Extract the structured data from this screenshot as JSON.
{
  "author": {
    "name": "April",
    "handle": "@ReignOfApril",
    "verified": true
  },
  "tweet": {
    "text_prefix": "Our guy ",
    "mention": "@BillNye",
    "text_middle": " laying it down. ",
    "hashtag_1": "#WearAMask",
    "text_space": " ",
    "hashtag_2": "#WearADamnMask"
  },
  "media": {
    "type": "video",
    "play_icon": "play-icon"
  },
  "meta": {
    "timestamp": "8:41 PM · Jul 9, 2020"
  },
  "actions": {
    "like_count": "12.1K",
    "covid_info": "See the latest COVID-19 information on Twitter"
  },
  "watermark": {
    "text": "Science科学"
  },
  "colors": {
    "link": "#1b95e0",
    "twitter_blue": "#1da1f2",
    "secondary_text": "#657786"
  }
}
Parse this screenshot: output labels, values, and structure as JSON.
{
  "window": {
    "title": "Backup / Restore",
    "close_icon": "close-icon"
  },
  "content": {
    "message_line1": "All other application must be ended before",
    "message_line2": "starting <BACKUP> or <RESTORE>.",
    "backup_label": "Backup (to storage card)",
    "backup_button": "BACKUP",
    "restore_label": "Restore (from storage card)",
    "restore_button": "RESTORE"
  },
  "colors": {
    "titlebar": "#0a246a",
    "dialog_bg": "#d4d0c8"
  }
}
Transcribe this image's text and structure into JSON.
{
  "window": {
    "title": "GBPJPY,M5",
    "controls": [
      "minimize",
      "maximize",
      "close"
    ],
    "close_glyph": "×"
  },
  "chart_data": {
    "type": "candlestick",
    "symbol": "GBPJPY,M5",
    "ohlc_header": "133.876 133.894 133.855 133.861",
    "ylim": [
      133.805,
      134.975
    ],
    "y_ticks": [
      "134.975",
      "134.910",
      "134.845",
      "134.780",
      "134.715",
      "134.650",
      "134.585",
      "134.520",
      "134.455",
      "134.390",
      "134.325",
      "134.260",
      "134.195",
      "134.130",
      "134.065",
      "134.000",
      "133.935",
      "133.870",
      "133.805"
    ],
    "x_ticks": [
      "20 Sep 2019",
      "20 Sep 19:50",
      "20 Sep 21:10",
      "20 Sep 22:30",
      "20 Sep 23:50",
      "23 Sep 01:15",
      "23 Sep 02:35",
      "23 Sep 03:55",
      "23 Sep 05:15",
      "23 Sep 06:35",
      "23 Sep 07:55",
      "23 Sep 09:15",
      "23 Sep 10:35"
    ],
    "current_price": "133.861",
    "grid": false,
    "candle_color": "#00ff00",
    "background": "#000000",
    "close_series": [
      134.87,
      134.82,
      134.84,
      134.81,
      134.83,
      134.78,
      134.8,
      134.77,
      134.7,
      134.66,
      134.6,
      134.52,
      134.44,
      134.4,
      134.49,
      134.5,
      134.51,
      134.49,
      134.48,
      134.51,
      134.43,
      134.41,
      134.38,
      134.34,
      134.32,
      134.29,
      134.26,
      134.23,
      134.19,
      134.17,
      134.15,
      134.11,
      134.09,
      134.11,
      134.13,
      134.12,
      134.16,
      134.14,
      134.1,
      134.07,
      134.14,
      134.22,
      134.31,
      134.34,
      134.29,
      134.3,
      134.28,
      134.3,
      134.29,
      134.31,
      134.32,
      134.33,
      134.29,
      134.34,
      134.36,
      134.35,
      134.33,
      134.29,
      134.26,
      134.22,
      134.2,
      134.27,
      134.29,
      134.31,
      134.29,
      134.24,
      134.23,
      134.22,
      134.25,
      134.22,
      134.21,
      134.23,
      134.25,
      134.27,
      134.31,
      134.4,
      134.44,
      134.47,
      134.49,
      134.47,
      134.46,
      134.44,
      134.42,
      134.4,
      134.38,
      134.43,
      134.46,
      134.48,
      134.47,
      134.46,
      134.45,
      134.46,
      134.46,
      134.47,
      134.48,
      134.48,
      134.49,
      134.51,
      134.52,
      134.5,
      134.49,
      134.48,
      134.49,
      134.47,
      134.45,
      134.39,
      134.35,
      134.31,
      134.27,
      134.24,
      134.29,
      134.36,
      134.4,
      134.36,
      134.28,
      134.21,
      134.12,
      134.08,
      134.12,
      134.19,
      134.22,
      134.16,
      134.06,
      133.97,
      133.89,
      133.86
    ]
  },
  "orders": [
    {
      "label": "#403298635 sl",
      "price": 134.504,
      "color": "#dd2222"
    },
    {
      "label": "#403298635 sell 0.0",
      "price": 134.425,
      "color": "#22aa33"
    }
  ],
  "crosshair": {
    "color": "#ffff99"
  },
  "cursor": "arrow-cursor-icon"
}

• PROBLEM TO SOLVE:
List each line of the entries that holds the string "from".

• RESPONSE BELOW:
Extract the structured data from this screenshot as JSON.
    "restore_label": "Restore (from storage card)",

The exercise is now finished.